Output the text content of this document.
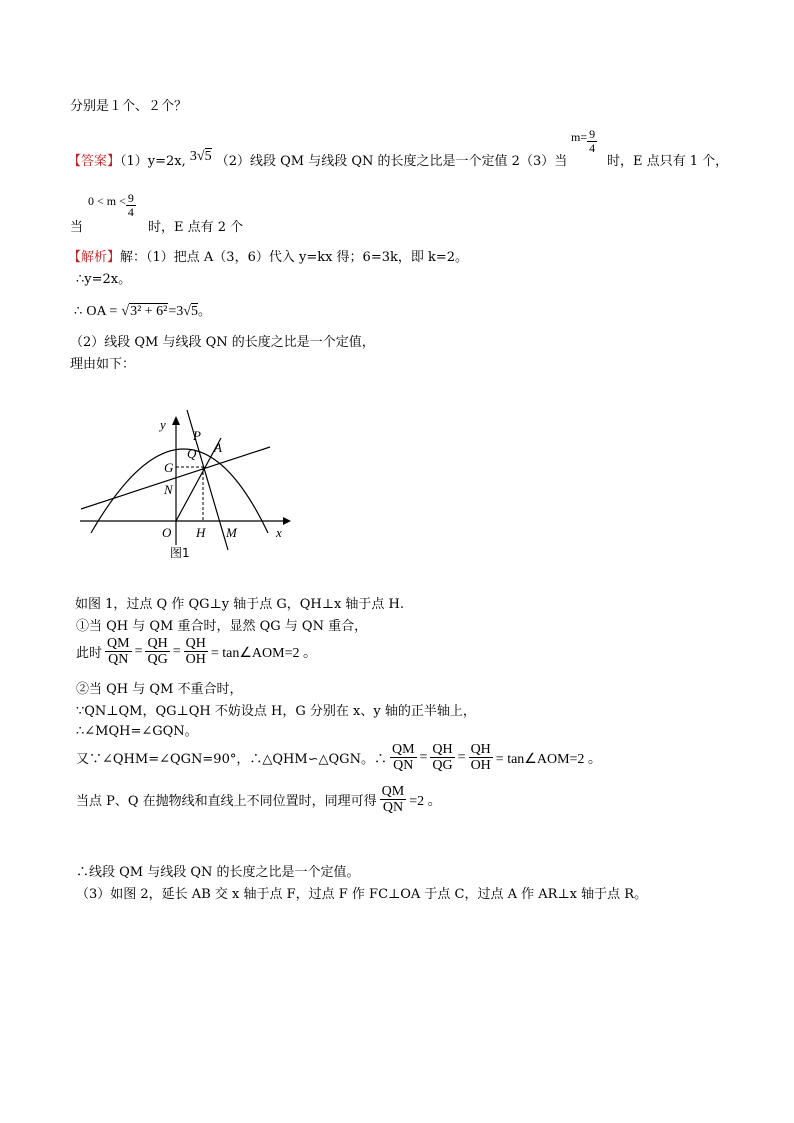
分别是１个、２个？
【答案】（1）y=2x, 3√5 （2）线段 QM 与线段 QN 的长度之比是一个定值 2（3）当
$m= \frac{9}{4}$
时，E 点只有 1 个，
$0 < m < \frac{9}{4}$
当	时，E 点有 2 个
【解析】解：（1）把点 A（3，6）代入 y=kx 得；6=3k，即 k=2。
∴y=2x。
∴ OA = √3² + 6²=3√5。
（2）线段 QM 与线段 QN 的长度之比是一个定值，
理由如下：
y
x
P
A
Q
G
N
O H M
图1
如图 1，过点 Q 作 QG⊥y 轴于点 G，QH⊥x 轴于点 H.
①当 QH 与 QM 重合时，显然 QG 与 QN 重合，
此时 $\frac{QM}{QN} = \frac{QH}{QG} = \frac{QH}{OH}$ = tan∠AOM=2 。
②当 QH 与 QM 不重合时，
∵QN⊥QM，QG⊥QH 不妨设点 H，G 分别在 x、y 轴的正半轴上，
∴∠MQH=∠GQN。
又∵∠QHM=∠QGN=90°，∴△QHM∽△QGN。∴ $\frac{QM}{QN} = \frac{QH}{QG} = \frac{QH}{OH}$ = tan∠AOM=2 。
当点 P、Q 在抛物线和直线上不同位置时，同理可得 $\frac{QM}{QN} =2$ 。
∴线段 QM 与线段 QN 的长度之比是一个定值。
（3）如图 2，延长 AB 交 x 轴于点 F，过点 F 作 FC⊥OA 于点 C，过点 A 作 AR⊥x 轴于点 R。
────
Reproduce all of the data exactly; the pictures do not belong in the copy.

Output the text content of this document.
分别是１个、２个？
【答案】（1）y=2x, 3√5 （2）线段 QM 与线段 QN 的长度之比是一个定值 2（3）当
$m= \frac{9}{4}$
时，E 点只有 1 个，
$0 < m < \frac{9}{4}$
当	时，E 点有 2 个
【解析】解：（1）把点 A（3，6）代入 y=kx 得；6=3k，即 k=2。
∴y=2x。
∴ OA = √3² + 6²=3√5。
（2）线段 QM 与线段 QN 的长度之比是一个定值，
理由如下：
y
x
P
A
Q
G
N
O H M
图1
如图 1，过点 Q 作 QG⊥y 轴于点 G，QH⊥x 轴于点 H.
①当 QH 与 QM 重合时，显然 QG 与 QN 重合，
此时 $\frac{QM}{QN} = \frac{QH}{QG} = \frac{QH}{OH}$ = tan∠AOM=2 。
②当 QH 与 QM 不重合时，
∵QN⊥QM，QG⊥QH 不妨设点 H，G 分别在 x、y 轴的正半轴上，
∴∠MQH=∠GQN。
又∵∠QHM=∠QGN=90°，∴△QHM∽△QGN。∴ $\frac{QM}{QN} = \frac{QH}{QG} = \frac{QH}{OH}$ = tan∠AOM=2 。
当点 P、Q 在抛物线和直线上不同位置时，同理可得 $\frac{QM}{QN} =2$ 。
∴线段 QM 与线段 QN 的长度之比是一个定值。
（3）如图 2，延长 AB 交 x 轴于点 F，过点 F 作 FC⊥OA 于点 C，过点 A 作 AR⊥x 轴于点 R。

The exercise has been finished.